>> Begin Exercise data

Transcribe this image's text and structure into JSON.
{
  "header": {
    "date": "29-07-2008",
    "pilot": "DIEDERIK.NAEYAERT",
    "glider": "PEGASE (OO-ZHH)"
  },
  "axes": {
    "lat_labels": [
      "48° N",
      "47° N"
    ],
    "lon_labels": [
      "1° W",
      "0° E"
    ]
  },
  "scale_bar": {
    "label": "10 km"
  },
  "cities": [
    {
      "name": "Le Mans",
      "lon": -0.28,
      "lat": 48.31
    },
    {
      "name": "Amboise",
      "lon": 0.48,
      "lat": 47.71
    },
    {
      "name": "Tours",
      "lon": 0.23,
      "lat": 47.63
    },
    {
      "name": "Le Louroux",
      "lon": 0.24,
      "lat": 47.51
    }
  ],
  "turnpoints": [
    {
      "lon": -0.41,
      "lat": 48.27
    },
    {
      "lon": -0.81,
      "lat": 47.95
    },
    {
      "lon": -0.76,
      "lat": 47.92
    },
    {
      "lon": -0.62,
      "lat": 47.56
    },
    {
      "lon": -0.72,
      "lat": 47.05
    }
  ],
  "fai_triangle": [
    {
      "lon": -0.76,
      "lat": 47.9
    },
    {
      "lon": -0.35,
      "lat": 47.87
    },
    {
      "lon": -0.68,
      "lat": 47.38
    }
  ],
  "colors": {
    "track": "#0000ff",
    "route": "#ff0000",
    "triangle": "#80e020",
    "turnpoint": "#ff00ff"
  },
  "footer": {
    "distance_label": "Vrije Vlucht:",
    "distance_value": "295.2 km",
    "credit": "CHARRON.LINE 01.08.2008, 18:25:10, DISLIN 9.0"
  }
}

>> End Exercise data
>> Begin Exercise data

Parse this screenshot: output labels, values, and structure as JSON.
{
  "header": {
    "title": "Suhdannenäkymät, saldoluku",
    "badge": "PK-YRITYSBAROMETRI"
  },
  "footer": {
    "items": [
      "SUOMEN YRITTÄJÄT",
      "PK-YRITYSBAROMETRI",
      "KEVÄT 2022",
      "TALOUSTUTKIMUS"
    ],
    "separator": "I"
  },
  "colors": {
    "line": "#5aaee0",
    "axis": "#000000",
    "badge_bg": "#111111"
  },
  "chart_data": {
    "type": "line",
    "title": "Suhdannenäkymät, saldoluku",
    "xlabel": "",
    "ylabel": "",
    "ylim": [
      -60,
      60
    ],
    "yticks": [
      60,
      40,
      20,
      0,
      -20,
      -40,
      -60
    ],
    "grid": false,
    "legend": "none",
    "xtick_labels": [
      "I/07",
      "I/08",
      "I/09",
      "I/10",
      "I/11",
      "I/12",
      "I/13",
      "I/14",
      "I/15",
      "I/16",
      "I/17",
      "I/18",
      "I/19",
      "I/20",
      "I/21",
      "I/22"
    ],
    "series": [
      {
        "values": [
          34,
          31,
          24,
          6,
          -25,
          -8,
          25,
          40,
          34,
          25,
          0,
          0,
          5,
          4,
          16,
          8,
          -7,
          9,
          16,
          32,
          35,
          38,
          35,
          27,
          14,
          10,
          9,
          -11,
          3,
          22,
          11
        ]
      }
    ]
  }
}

>> End Exercise data

Keep only those lines of the records that hold "this", and return them.

Transcribe this image's text and structure into JSON.
Parse this screenshot: output labels, values, and structure as JSON.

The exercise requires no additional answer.